• **SHORT PROBLEM**
Transcribe the material in full, exactly as written.

-- Begin DATA EXCERPTS --

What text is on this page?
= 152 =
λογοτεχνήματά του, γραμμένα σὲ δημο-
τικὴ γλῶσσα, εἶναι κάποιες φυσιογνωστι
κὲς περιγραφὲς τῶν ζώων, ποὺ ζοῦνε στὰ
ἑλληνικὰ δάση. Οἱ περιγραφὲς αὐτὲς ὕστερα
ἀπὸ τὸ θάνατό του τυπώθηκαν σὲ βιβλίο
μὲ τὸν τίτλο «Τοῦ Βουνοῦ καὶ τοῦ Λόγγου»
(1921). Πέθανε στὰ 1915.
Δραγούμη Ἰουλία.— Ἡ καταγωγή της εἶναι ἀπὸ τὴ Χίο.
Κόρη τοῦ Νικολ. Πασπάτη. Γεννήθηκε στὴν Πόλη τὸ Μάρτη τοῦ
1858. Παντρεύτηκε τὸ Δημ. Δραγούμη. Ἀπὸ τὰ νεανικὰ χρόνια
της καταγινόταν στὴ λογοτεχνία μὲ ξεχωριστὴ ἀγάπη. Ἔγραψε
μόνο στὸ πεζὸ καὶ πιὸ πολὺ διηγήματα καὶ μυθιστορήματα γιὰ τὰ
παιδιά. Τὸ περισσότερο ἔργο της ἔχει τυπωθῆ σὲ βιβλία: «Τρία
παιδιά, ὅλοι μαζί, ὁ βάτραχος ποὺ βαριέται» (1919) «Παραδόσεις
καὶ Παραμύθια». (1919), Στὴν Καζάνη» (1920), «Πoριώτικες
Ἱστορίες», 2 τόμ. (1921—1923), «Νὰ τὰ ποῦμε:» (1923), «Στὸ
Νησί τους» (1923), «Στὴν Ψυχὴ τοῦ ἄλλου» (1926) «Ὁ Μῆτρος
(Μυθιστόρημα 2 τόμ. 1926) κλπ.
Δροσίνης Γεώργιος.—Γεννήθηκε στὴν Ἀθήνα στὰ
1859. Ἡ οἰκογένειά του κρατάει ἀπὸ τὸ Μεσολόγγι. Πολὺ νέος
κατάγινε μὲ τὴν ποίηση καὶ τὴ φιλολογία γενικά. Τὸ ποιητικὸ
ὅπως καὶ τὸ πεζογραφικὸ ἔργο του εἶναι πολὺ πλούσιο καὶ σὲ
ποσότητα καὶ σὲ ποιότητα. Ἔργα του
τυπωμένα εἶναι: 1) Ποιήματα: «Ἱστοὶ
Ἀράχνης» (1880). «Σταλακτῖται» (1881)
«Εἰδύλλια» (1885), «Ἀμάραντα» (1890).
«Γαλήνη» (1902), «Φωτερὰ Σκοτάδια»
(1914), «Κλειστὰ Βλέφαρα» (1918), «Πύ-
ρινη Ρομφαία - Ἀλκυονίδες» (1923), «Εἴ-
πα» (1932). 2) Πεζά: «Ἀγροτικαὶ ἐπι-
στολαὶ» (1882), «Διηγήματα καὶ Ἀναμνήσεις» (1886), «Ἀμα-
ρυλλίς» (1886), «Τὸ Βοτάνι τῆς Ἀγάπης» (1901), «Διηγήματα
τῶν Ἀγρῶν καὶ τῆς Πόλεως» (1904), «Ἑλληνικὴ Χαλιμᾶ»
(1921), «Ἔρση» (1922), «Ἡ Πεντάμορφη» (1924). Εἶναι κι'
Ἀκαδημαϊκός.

-- End DATA EXCERPTS --

• **TASK RESULT**
What text is on this page?
= 152 =
λογοτεχνήματά του, γραμμένα σὲ δημο-
τικὴ γλῶσσα, εἶναι κάποιες φυσιογνωστι
κὲς περιγραφὲς τῶν ζώων, ποὺ ζοῦνε στὰ
ἑλληνικὰ δάση. Οἱ περιγραφὲς αὐτὲς ὕστερα
ἀπὸ τὸ θάνατό του τυπώθηκαν σὲ βιβλίο
μὲ τὸν τίτλο «Τοῦ Βουνοῦ καὶ τοῦ Λόγγου»
(1921). Πέθανε στὰ 1915.
Δραγούμη Ἰουλία.— Ἡ καταγωγή της εἶναι ἀπὸ τὴ Χίο.
Κόρη τοῦ Νικολ. Πασπάτη. Γεννήθηκε στὴν Πόλη τὸ Μάρτη τοῦ
1858. Παντρεύτηκε τὸ Δημ. Δραγούμη. Ἀπὸ τὰ νεανικὰ χρόνια
της καταγινόταν στὴ λογοτεχνία μὲ ξεχωριστὴ ἀγάπη. Ἔγραψε
μόνο στὸ πεζὸ καὶ πιὸ πολὺ διηγήματα καὶ μυθιστορήματα γιὰ τὰ
παιδιά. Τὸ περισσότερο ἔργο της ἔχει τυπωθῆ σὲ βιβλία: «Τρία
παιδιά, ὅλοι μαζί, ὁ βάτραχος ποὺ βαριέται» (1919) «Παραδόσεις
καὶ Παραμύθια». (1919), Στὴν Καζάνη» (1920), «Πoριώτικες
Ἱστορίες», 2 τόμ. (1921—1923), «Νὰ τὰ ποῦμε:» (1923), «Στὸ
Νησί τους» (1923), «Στὴν Ψυχὴ τοῦ ἄλλου» (1926) «Ὁ Μῆτρος
(Μυθιστόρημα 2 τόμ. 1926) κλπ.
Δροσίνης Γεώργιος.—Γεννήθηκε στὴν Ἀθήνα στὰ
1859. Ἡ οἰκογένειά του κρατάει ἀπὸ τὸ Μεσολόγγι. Πολὺ νέος
κατάγινε μὲ τὴν ποίηση καὶ τὴ φιλολογία γενικά. Τὸ ποιητικὸ
ὅπως καὶ τὸ πεζογραφικὸ ἔργο του εἶναι πολὺ πλούσιο καὶ σὲ
ποσότητα καὶ σὲ ποιότητα. Ἔργα του
τυπωμένα εἶναι: 1) Ποιήματα: «Ἱστοὶ
Ἀράχνης» (1880). «Σταλακτῖται» (1881)
«Εἰδύλλια» (1885), «Ἀμάραντα» (1890).
«Γαλήνη» (1902), «Φωτερὰ Σκοτάδια»
(1914), «Κλειστὰ Βλέφαρα» (1918), «Πύ-
ρινη Ρομφαία - Ἀλκυονίδες» (1923), «Εἴ-
πα» (1932). 2) Πεζά: «Ἀγροτικαὶ ἐπι-
στολαὶ» (1882), «Διηγήματα καὶ Ἀναμνήσεις» (1886), «Ἀμα-
ρυλλίς» (1886), «Τὸ Βοτάνι τῆς Ἀγάπης» (1901), «Διηγήματα
τῶν Ἀγρῶν καὶ τῆς Πόλεως» (1904), «Ἑλληνικὴ Χαλιμᾶ»
(1921), «Ἔρση» (1922), «Ἡ Πεντάμορφη» (1924). Εἶναι κι'
Ἀκαδημαϊκός.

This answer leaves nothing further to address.